▶ _Exercice court_: Poursuivez le texte sur l'entraînement des bataillons de chars du 503e à partir de l'endroit où il s'interrompt.

▶ _Section du document_:

L’entraînement.
La tâche est rude. Hâtivement instruit au camp de Cercottes, le personnel des trois bataillons, à part quelques exceptions, ne connaît de l’appareil que la conduite.
Une étude technique sérieuse doit en faire connaître, dans tous les détails, les multiples organes.
L’emploi tactique est à étudier pour être mis immédiatement en application. Le temps presse. Le 7e bataillon au camp de Champlieu, les 8e et 9e dans la forêt de Fontainebleau, s’entraînent sans répit.
La concentration de ces trois bataillons au camp de Mailly, le 1re juillet, donne au 503e une personnalité qui va s’affirmer de plus en plus. Ce ne sont plus des unités isolées, travaillant pour leur compte personnel, elles participent à des actions d’ensemble, se connaissent, s’étudient, se comparent.
L’isolement absolu du camp oblige chacun à n’avoir comme souci que celui de sa fonction, du rôle qu’il joue et de celui qu’il sera appelé à jouer.
« On n’est pas là pour longtemps », disent des poilus dans ce langage vrai qui leur est familier et qui, en quelques mots, sait préciser tout un monde d’idées.
On n’en travaille qu’avec plus d’ardeur et de conscience.
A partir de ce moment, l’appareil confié à un équipage n’est plus une simple machine dont on a l’entretien. « Mon char » représente, pour son équipage, une personne à qui on va se confier. C’est un ami.
Le char est, parmi tous les instruments de guerre, celui auquel l’homme devait le plus s’attacher. Chefs de char et mécaniciens comprennent que leur rendement au combat et leur vie propre dépendent des qualités de leur appareil. Les chars se couvrent de noms. Certains inscrivent un nom qui leur tient au coeur, d’autres le nom d’une vertu guerrière, d’autres enfin, par des signes, narguent l’ennemi qu’ils veulent abattre.
L’alerte le 14 juillet 1918.

▶ _Entrées de données enregistrées_:
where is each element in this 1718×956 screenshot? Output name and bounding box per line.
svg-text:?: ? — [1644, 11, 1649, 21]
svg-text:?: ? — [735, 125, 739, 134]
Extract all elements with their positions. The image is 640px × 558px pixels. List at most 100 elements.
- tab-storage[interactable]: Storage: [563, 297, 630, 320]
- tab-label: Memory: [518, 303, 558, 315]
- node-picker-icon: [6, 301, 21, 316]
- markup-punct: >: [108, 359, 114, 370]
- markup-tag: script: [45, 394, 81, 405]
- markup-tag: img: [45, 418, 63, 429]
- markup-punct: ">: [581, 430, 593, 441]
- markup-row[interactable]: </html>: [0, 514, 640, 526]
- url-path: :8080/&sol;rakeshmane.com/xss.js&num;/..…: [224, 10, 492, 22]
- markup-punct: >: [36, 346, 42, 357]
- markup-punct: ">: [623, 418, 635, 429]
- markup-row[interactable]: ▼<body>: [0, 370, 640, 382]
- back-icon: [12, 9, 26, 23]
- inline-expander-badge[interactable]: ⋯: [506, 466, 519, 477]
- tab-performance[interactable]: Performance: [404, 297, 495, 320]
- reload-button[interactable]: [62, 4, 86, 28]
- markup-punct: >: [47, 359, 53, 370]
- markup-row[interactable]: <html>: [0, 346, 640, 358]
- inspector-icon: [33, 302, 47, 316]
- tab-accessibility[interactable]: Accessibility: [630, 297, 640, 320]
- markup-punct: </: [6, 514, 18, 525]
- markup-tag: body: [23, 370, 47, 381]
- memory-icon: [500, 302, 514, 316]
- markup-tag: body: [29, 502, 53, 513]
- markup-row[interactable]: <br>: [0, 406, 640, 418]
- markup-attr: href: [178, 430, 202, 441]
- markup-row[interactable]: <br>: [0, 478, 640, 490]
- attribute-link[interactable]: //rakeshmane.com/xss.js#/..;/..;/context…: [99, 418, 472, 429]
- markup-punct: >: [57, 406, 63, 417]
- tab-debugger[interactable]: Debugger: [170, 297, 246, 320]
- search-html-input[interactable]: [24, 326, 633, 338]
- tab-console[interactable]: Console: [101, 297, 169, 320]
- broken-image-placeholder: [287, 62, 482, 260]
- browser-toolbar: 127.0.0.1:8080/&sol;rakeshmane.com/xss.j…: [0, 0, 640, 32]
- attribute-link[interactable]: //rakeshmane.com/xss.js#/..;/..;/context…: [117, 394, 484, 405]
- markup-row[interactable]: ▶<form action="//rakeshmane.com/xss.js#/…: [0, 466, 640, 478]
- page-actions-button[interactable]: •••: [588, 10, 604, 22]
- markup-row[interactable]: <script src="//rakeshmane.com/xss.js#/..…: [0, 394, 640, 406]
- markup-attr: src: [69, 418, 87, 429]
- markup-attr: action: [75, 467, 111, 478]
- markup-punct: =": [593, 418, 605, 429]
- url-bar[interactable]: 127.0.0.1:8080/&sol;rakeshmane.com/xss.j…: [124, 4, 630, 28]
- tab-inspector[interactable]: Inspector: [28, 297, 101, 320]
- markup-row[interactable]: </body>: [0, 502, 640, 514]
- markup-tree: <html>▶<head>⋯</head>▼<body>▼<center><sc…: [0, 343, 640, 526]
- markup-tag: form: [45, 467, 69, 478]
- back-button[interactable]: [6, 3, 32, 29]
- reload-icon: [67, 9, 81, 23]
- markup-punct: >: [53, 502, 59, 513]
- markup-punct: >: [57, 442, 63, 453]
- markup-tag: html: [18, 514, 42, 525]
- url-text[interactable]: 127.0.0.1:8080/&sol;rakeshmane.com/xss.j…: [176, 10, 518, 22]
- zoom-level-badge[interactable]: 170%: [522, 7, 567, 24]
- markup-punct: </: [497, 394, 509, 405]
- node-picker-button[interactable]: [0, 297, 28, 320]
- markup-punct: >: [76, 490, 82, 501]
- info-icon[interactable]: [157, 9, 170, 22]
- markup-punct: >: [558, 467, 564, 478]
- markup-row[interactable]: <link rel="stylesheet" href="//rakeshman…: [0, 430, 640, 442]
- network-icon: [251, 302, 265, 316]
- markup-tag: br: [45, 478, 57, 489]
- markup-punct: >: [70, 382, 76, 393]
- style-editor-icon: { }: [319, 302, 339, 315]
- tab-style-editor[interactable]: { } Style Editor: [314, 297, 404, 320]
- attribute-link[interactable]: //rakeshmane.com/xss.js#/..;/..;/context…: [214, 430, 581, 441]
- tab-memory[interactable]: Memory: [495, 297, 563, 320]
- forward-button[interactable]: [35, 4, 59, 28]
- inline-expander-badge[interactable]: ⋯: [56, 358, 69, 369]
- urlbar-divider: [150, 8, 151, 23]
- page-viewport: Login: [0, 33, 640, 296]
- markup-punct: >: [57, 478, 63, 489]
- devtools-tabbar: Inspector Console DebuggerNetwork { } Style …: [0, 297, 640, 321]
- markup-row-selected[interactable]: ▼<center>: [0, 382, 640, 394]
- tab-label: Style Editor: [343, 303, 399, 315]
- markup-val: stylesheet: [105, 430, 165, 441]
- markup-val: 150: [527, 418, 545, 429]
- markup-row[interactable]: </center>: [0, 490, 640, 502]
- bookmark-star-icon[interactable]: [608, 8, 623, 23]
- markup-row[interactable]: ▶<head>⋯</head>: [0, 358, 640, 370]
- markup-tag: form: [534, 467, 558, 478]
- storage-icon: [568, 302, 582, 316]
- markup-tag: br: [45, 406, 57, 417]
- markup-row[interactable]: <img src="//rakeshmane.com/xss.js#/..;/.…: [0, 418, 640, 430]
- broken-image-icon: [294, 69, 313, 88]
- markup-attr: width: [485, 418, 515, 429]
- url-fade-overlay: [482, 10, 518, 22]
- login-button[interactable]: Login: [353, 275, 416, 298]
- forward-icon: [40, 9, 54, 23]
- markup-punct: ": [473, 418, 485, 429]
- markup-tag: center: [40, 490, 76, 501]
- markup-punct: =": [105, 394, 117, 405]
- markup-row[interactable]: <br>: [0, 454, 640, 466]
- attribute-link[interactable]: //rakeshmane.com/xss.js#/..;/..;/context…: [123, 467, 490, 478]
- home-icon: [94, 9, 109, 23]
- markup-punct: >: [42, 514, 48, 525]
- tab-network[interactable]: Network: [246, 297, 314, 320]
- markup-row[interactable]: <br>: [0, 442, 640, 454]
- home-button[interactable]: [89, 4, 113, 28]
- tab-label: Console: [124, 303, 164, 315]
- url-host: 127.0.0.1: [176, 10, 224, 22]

▶ _Résultat final_:
C’est dans un état d’esprit singulier, que le 14 juillet 1918, le 503e régiment entier est alerté. Une nouvelle et puissante attaque allemande est imminente. Une gaieté rayonnante préside aux préparatifs de départ.
Dans le plus grand calme, les bataillons s’ébranlent et se séparent pour prendre place dans les secteurs où ils sont attendus.
Dans un même secteur, à leur tour, les compagnies suivent leurs missions spéciales, les sections enfin prendront leur autonomie à leur base de départ. Eloignées les unes des autres, les différentes
compagnies apprennent avec un intérêt marqué les situations nouvelles faites à leurs soeurs. Déjà les reconnaissances se croisent. On se dit à peine bonjour, mais les yeux parlent. L’heure n’est plus aux phrases banales. Tout en restant gais et pleins d’entrain, les visages marquent une note sérieuse.
L’infanterie, avertie de la présence du régiment, attend son intervention avec scepticisme.
A la veille de l’attaque, chaque chef de section lit à son personnel l’ordre du jour du commandant Michel :
« Officiers et hommes du 503e ! N’oubliez pas le mot d’ordre du régiment. Canons et mitrailleuses pour neutraliser et tuer. Chenilles pour pilonner le Boche s’il résiste. Toujours en liaison étroite avec notre infanterie. Camarades, la journée de demain verra briller votre gloire. »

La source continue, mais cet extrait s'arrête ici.